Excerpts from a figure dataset
## start
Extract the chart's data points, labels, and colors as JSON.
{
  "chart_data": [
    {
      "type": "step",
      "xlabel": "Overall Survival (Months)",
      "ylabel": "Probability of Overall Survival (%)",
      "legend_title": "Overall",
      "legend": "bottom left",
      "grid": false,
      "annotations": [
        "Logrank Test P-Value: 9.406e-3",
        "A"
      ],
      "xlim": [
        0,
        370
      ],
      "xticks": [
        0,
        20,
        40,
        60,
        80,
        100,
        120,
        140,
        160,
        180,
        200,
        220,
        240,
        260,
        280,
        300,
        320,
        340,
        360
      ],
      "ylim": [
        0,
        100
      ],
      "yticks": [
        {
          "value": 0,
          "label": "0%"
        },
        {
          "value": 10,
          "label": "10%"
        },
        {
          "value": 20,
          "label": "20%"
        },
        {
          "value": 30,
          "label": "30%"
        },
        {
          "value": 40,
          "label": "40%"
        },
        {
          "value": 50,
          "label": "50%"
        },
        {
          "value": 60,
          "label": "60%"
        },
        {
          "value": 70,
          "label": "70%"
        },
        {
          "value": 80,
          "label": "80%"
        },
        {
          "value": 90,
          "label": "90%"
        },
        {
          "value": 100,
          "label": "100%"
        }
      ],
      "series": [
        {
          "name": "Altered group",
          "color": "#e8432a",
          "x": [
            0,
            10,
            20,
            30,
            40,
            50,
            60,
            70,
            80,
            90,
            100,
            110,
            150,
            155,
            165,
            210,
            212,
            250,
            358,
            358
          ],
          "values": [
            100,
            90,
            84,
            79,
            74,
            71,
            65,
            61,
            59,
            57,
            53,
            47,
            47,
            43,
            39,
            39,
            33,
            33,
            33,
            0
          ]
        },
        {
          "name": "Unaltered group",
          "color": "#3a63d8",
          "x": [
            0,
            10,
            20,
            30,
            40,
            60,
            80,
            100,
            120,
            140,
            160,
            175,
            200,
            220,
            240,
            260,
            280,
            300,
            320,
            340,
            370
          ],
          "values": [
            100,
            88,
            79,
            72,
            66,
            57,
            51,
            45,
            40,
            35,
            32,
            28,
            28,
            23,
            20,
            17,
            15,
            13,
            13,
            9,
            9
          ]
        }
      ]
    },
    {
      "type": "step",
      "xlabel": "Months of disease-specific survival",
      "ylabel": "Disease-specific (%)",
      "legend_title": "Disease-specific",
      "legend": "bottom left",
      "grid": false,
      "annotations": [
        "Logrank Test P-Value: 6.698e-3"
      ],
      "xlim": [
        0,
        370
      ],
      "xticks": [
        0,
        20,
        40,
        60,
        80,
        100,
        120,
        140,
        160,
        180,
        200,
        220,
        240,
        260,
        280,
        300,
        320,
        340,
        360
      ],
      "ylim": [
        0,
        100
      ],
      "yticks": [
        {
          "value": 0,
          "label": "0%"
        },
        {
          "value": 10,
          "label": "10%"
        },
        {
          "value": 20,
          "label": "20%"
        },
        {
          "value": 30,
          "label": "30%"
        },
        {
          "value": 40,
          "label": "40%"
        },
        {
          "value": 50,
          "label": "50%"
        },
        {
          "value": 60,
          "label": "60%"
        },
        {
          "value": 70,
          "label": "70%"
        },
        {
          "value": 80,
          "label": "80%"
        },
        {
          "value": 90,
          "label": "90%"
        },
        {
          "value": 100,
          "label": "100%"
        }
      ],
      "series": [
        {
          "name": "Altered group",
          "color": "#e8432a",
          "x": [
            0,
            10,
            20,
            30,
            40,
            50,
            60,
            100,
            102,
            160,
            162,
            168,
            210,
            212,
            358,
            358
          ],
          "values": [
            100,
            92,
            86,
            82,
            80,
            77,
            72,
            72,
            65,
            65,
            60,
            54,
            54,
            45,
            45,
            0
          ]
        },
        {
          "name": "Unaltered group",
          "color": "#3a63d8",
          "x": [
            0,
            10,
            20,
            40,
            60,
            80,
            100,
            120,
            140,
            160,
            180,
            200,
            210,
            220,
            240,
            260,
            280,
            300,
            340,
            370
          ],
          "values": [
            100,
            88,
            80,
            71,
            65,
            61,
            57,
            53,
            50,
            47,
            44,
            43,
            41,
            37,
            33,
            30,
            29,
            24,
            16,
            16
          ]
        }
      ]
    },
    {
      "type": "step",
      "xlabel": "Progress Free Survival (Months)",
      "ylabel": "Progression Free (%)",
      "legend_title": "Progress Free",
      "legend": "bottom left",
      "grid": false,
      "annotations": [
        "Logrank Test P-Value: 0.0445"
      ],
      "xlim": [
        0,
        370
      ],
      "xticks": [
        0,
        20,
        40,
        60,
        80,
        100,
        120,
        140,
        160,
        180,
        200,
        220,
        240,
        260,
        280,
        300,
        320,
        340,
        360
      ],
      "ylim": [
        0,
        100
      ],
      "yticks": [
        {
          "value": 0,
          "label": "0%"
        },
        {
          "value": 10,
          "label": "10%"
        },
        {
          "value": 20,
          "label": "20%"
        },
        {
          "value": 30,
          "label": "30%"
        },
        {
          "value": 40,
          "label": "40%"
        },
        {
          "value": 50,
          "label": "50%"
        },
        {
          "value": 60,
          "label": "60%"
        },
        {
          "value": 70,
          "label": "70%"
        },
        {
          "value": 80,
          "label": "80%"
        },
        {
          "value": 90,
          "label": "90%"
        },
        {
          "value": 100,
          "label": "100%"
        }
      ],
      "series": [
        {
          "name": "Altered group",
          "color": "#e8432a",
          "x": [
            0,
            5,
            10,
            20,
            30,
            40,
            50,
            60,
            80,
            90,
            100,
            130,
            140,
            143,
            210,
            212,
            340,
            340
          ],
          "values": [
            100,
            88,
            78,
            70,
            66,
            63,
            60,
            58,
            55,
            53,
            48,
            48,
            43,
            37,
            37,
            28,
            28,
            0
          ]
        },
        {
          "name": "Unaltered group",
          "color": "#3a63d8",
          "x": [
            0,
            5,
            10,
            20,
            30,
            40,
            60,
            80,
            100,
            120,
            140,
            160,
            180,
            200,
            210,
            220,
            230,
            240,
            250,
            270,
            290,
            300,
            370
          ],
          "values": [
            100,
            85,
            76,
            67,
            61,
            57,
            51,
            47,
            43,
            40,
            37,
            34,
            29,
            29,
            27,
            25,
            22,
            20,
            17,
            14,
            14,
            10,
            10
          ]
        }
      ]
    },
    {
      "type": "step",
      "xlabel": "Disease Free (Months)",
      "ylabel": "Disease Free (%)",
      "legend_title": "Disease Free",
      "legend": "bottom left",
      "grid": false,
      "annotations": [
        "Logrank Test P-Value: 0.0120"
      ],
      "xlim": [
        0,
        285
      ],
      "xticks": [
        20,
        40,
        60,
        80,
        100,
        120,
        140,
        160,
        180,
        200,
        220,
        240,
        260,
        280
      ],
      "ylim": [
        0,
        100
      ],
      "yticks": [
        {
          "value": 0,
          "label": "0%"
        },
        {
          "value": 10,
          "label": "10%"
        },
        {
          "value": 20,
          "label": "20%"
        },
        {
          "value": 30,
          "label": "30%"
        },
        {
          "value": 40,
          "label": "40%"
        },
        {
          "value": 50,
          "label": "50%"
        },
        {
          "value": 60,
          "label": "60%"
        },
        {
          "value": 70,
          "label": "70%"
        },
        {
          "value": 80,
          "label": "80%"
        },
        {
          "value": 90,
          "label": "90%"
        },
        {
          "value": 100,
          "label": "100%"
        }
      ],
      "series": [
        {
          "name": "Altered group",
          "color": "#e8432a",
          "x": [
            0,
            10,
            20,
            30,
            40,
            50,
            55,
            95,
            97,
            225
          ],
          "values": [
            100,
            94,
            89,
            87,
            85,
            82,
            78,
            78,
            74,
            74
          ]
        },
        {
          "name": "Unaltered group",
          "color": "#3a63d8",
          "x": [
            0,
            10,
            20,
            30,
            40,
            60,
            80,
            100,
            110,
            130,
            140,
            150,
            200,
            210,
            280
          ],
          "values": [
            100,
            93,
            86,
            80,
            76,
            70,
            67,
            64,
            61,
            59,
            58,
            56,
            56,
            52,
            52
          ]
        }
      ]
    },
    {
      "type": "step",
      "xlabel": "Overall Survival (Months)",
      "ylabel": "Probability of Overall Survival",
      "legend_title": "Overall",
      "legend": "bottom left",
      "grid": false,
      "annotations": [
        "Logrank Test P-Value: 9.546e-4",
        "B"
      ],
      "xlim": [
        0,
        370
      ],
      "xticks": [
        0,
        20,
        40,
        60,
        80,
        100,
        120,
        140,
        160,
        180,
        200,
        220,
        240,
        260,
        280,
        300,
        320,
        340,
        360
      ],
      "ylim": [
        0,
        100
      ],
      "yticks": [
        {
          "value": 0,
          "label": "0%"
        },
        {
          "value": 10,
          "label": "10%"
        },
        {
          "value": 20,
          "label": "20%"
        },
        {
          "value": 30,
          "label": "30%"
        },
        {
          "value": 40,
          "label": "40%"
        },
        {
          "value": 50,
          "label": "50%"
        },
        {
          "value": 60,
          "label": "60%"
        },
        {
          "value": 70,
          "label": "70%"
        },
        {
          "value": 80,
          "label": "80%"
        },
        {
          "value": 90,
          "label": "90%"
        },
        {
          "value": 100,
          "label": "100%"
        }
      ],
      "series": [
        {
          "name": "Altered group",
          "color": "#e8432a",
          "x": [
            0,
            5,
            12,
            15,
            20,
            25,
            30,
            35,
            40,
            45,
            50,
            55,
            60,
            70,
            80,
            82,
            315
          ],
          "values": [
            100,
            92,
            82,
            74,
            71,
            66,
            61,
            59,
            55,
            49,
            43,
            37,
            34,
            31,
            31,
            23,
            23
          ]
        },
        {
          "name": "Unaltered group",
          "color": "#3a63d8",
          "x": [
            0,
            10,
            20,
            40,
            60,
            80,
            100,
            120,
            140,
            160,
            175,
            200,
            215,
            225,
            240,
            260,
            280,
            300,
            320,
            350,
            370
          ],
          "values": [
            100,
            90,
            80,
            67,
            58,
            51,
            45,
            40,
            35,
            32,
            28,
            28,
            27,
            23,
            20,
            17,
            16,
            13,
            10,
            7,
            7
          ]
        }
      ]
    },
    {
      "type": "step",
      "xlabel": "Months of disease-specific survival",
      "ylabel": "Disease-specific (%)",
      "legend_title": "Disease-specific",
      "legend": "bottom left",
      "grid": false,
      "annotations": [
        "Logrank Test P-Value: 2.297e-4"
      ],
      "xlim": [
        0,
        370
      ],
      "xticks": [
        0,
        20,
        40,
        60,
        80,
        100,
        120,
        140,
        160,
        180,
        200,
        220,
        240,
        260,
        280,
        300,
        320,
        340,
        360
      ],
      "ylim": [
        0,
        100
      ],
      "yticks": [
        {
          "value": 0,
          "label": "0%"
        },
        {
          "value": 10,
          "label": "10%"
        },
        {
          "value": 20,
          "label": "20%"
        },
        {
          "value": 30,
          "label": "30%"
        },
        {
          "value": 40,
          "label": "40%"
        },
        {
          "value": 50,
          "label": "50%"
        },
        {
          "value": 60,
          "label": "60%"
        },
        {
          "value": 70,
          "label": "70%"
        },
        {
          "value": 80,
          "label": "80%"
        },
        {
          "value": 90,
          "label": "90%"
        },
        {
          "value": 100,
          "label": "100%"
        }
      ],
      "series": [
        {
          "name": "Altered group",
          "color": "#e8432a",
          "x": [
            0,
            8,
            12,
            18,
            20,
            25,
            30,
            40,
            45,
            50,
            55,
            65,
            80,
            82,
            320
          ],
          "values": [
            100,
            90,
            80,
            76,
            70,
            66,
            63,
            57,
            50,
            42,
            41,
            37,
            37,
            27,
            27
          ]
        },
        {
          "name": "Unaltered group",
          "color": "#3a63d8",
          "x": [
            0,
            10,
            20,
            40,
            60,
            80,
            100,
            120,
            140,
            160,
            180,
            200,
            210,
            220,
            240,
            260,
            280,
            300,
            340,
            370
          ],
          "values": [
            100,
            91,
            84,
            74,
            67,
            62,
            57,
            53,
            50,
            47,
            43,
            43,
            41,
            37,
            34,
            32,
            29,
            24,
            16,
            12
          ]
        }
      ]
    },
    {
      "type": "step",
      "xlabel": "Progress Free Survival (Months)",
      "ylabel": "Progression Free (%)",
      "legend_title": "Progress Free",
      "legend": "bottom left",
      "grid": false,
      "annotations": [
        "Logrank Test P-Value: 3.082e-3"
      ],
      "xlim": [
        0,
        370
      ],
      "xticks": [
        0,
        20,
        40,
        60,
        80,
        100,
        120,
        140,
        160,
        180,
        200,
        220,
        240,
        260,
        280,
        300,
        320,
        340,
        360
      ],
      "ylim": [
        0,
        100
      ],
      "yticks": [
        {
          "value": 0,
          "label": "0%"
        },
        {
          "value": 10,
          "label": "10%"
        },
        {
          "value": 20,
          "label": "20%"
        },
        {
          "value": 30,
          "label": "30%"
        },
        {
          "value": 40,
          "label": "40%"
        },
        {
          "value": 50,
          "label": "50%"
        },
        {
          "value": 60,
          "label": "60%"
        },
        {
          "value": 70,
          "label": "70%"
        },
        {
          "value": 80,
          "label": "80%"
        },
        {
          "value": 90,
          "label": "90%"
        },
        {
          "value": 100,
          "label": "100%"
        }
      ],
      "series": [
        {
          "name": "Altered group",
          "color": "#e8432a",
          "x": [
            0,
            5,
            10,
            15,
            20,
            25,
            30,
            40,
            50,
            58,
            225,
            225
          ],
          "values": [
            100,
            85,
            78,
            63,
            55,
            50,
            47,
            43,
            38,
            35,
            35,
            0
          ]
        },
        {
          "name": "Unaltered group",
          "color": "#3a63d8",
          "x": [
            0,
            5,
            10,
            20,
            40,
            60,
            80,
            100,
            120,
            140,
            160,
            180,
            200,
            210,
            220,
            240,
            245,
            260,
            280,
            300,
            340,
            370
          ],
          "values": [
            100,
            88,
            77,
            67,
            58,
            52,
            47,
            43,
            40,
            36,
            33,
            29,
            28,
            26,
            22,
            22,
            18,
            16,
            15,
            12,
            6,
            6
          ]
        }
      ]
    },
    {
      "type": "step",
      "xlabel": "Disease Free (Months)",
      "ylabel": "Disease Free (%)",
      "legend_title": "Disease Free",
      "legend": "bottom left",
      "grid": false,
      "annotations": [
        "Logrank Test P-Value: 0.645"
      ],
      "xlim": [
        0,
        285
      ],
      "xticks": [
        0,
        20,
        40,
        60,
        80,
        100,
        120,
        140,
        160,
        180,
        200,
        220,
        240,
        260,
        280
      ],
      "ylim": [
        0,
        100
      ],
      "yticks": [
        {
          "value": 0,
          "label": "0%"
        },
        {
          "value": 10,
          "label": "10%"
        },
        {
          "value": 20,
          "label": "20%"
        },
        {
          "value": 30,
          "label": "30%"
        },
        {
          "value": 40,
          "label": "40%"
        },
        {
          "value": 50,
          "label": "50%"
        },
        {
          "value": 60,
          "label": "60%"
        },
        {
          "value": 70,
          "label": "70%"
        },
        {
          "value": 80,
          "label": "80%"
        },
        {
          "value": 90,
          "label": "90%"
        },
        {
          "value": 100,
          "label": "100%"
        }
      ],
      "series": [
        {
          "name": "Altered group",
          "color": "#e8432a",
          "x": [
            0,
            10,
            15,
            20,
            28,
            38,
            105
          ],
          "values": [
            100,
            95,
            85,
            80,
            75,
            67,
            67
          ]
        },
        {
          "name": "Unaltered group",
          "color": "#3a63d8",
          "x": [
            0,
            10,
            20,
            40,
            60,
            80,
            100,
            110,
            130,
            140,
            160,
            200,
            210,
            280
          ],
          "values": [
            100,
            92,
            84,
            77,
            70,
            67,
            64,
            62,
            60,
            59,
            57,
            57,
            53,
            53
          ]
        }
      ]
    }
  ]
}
## end
• _Exercise details_:
Working from the material above, state how many lines contain "Logrank"; give only the number.

• _Output for this exercise_:
8